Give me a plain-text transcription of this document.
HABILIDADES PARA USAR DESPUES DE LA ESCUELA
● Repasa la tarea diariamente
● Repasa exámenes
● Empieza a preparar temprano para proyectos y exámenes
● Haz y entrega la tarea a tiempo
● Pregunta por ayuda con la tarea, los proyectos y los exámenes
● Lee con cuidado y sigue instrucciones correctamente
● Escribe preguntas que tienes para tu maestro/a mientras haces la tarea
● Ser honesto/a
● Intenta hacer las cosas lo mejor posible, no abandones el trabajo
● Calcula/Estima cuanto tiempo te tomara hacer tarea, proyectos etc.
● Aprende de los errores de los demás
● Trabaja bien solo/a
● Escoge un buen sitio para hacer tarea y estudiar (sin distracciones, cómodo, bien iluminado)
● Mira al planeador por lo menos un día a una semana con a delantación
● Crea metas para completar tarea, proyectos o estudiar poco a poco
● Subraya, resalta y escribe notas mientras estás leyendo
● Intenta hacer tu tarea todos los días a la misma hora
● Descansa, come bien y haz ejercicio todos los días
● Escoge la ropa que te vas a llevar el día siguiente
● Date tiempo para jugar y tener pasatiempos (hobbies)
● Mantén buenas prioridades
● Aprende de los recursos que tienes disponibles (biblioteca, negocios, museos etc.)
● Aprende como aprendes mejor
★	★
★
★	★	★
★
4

================================

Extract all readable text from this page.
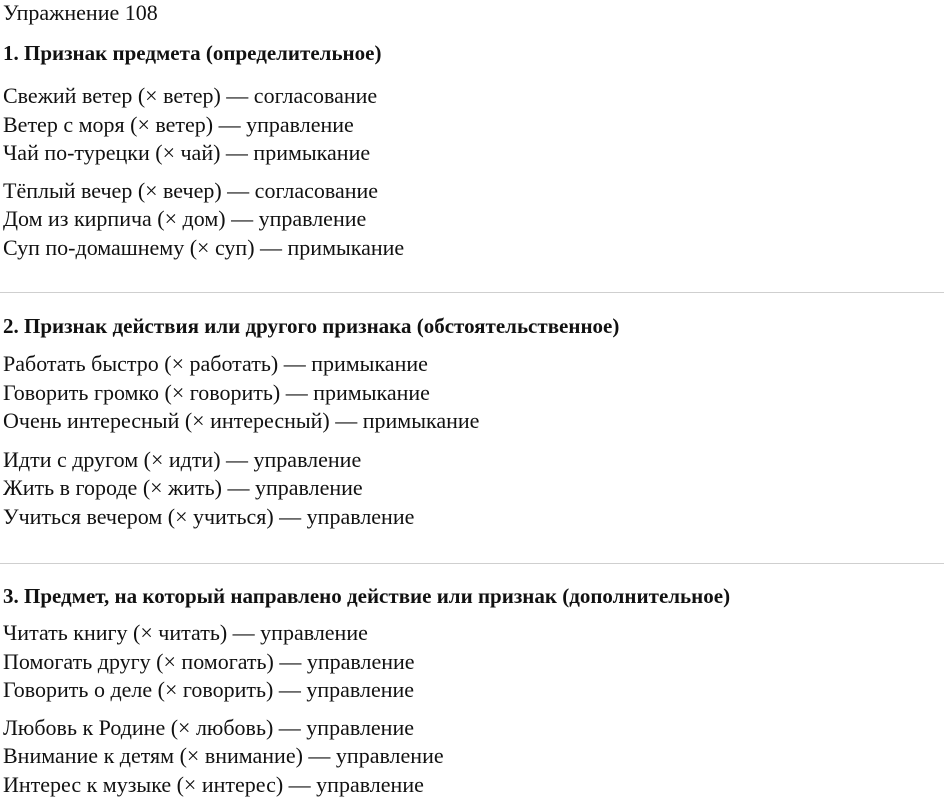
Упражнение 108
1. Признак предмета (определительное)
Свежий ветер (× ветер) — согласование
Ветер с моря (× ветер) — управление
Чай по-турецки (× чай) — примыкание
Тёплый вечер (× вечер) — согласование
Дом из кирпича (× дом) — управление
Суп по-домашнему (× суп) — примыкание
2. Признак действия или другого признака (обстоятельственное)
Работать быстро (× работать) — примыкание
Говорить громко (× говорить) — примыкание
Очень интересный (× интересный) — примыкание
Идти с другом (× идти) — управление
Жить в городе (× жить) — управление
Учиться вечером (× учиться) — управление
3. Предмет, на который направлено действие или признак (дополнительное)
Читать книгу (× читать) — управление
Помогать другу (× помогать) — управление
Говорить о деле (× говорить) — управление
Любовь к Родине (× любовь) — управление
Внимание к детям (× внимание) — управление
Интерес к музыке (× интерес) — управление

================================

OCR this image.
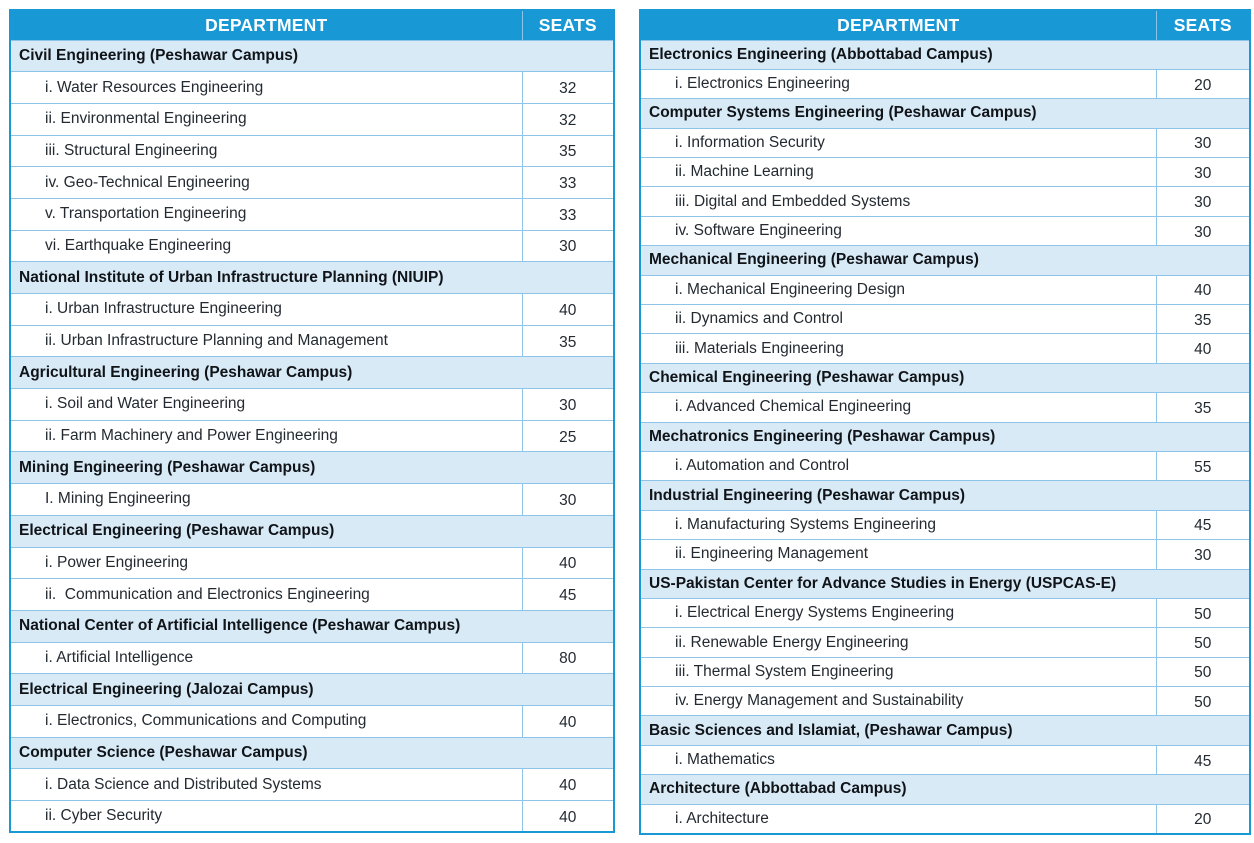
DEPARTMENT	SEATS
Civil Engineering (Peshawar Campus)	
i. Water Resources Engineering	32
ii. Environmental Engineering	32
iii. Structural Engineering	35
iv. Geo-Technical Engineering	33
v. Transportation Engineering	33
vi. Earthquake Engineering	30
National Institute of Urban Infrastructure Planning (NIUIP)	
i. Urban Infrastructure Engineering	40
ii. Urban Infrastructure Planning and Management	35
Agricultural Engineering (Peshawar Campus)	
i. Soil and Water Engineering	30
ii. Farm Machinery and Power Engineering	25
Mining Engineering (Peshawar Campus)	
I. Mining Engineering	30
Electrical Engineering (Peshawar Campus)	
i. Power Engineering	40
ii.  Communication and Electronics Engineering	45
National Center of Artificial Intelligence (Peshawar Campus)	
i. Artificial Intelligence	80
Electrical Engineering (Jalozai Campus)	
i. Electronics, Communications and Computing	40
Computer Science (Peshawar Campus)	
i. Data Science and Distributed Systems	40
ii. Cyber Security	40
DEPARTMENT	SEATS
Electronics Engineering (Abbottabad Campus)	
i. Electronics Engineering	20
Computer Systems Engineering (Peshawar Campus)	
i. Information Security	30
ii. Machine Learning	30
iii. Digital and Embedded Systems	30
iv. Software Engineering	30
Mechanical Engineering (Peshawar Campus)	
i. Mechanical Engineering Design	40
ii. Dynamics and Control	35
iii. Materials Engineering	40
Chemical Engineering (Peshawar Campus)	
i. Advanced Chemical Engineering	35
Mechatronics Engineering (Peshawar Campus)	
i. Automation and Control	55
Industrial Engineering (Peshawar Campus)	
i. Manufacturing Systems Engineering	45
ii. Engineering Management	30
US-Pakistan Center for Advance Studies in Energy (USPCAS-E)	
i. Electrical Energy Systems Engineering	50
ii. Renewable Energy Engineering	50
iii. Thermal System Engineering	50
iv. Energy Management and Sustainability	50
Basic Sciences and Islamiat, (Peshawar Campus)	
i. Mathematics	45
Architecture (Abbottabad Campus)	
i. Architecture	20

================================

▶ **WHAT TO WORK ON**
Where does the word "ветер" appear in the listing? List each line that holds it.

▶ **FINISHED ANSWER**
Свежий ветер (× ветер) — согласование
Ветер с моря (× ветер) — управление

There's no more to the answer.